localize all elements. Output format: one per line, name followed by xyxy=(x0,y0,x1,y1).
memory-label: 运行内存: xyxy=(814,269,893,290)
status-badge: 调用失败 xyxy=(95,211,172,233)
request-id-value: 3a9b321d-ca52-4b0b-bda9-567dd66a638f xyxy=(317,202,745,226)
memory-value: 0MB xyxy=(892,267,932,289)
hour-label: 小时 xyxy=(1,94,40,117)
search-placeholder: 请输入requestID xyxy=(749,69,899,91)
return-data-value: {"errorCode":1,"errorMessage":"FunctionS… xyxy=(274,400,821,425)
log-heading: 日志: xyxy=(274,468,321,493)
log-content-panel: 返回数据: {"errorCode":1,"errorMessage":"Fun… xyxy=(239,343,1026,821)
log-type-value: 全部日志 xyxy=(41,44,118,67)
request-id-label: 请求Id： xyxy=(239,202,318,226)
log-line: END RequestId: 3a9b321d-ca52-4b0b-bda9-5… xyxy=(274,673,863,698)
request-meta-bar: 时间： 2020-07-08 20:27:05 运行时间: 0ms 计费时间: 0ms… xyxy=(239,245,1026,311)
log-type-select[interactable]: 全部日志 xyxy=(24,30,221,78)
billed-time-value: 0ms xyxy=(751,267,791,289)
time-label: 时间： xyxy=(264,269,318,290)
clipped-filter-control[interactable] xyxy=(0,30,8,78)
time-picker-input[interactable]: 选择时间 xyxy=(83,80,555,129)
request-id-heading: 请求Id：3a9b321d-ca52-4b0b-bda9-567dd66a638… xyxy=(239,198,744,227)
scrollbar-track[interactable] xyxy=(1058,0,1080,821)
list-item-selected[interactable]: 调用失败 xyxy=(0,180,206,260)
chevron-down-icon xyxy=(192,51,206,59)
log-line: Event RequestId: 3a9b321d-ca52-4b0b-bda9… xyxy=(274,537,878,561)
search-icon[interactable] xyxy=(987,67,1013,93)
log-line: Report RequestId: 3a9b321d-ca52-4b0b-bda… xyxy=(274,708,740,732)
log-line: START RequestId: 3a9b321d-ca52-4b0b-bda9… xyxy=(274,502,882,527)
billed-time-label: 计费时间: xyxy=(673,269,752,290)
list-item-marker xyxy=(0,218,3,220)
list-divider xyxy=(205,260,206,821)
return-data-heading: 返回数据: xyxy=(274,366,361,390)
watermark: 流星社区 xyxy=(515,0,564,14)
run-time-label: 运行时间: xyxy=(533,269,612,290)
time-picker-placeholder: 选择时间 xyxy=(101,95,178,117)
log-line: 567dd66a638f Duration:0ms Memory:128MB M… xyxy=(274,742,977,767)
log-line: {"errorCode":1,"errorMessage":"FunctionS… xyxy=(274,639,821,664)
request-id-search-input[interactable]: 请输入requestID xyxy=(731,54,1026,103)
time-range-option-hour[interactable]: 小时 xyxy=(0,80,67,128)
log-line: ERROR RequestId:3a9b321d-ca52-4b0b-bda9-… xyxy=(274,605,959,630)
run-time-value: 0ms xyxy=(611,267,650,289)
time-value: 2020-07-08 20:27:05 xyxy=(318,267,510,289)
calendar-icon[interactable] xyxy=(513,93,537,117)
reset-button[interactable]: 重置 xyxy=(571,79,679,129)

• **TASK PROMPT**:
Copy out every line of the material above verbatim, with no changes.

• **FINISHED EXERCISE**:
localize all elements. Output format: one per line, name followed by xyxy=(x0,y0,x1,y1).
memory-label: 运行内存: xyxy=(814,269,893,290)
status-badge: 调用失败 xyxy=(95,211,172,233)
request-id-value: 3a9b321d-ca52-4b0b-bda9-567dd66a638f xyxy=(317,202,745,226)
memory-value: 0MB xyxy=(892,267,932,289)
hour-label: 小时 xyxy=(1,94,40,117)
search-placeholder: 请输入requestID xyxy=(749,69,899,91)
return-data-value: {"errorCode":1,"errorMessage":"FunctionS… xyxy=(274,400,821,425)
log-heading: 日志: xyxy=(274,468,321,493)
log-content-panel: 返回数据: {"errorCode":1,"errorMessage":"Fun… xyxy=(239,343,1026,821)
log-type-value: 全部日志 xyxy=(41,44,118,67)
request-id-label: 请求Id： xyxy=(239,202,318,226)
log-line: END RequestId: 3a9b321d-ca52-4b0b-bda9-5… xyxy=(274,673,863,698)
request-meta-bar: 时间： 2020-07-08 20:27:05 运行时间: 0ms 计费时间: 0ms… xyxy=(239,245,1026,311)
log-type-select[interactable]: 全部日志 xyxy=(24,30,221,78)
billed-time-value: 0ms xyxy=(751,267,791,289)
time-label: 时间： xyxy=(264,269,318,290)
clipped-filter-control[interactable] xyxy=(0,30,8,78)
time-picker-input[interactable]: 选择时间 xyxy=(83,80,555,129)
request-id-heading: 请求Id：3a9b321d-ca52-4b0b-bda9-567dd66a638… xyxy=(239,198,744,227)
scrollbar-track[interactable] xyxy=(1058,0,1080,821)
list-item-selected[interactable]: 调用失败 xyxy=(0,180,206,260)
chevron-down-icon xyxy=(192,51,206,59)
log-line: Event RequestId: 3a9b321d-ca52-4b0b-bda9… xyxy=(274,537,878,561)
search-icon[interactable] xyxy=(987,67,1013,93)
log-line: Report RequestId: 3a9b321d-ca52-4b0b-bda… xyxy=(274,708,740,732)
log-line: START RequestId: 3a9b321d-ca52-4b0b-bda9… xyxy=(274,502,882,527)
billed-time-label: 计费时间: xyxy=(673,269,752,290)
list-item-marker xyxy=(0,218,3,220)
list-divider xyxy=(205,260,206,821)
return-data-heading: 返回数据: xyxy=(274,366,361,390)
watermark: 流星社区 xyxy=(515,0,564,14)
run-time-label: 运行时间: xyxy=(533,269,612,290)
time-picker-placeholder: 选择时间 xyxy=(101,95,178,117)
log-line: 567dd66a638f Duration:0ms Memory:128MB M… xyxy=(274,742,977,767)
log-line: {"errorCode":1,"errorMessage":"FunctionS… xyxy=(274,639,821,664)
request-id-search-input[interactable]: 请输入requestID xyxy=(731,54,1026,103)
time-range-option-hour[interactable]: 小时 xyxy=(0,80,67,128)
log-line: ERROR RequestId:3a9b321d-ca52-4b0b-bda9-… xyxy=(274,605,959,630)
run-time-value: 0ms xyxy=(611,267,650,289)
time-value: 2020-07-08 20:27:05 xyxy=(318,267,510,289)
calendar-icon[interactable] xyxy=(513,93,537,117)
reset-button[interactable]: 重置 xyxy=(571,79,679,129)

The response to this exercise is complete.